# PROBLEM DETAILS:
Output every record below exactly as it appears.
──────── RECORDS TO PROCESS ────────
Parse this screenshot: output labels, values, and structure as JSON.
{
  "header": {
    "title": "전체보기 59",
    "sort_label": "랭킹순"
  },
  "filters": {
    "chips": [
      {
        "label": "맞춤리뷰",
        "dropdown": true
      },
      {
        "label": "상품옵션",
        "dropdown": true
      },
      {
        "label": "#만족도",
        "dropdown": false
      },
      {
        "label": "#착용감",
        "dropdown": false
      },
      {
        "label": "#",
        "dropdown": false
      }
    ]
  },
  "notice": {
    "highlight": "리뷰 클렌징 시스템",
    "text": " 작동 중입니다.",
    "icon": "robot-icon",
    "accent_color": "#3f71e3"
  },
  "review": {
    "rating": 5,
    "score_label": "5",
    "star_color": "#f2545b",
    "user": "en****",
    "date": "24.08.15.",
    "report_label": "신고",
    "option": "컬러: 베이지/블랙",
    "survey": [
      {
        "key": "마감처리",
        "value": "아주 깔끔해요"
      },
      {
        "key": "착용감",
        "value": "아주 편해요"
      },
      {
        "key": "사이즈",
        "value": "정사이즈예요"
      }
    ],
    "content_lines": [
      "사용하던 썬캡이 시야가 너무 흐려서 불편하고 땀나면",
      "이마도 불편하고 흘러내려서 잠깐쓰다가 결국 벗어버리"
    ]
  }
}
────────
# ANSWER TO THE TASK:
Parse this screenshot: output labels, values, and structure as JSON.
{
  "header": {
    "title": "전체보기 59",
    "sort_label": "랭킹순"
  },
  "filters": {
    "chips": [
      {
        "label": "맞춤리뷰",
        "dropdown": true
      },
      {
        "label": "상품옵션",
        "dropdown": true
      },
      {
        "label": "#만족도",
        "dropdown": false
      },
      {
        "label": "#착용감",
        "dropdown": false
      },
      {
        "label": "#",
        "dropdown": false
      }
    ]
  },
  "notice": {
    "highlight": "리뷰 클렌징 시스템",
    "text": " 작동 중입니다.",
    "icon": "robot-icon",
    "accent_color": "#3f71e3"
  },
  "review": {
    "rating": 5,
    "score_label": "5",
    "star_color": "#f2545b",
    "user": "en****",
    "date": "24.08.15.",
    "report_label": "신고",
    "option": "컬러: 베이지/블랙",
    "survey": [
      {
        "key": "마감처리",
        "value": "아주 깔끔해요"
      },
      {
        "key": "착용감",
        "value": "아주 편해요"
      },
      {
        "key": "사이즈",
        "value": "정사이즈예요"
      }
    ],
    "content_lines": [
      "사용하던 썬캡이 시야가 너무 흐려서 불편하고 땀나면",
      "이마도 불편하고 흘러내려서 잠깐쓰다가 결국 벗어버리"
    ]
  }
}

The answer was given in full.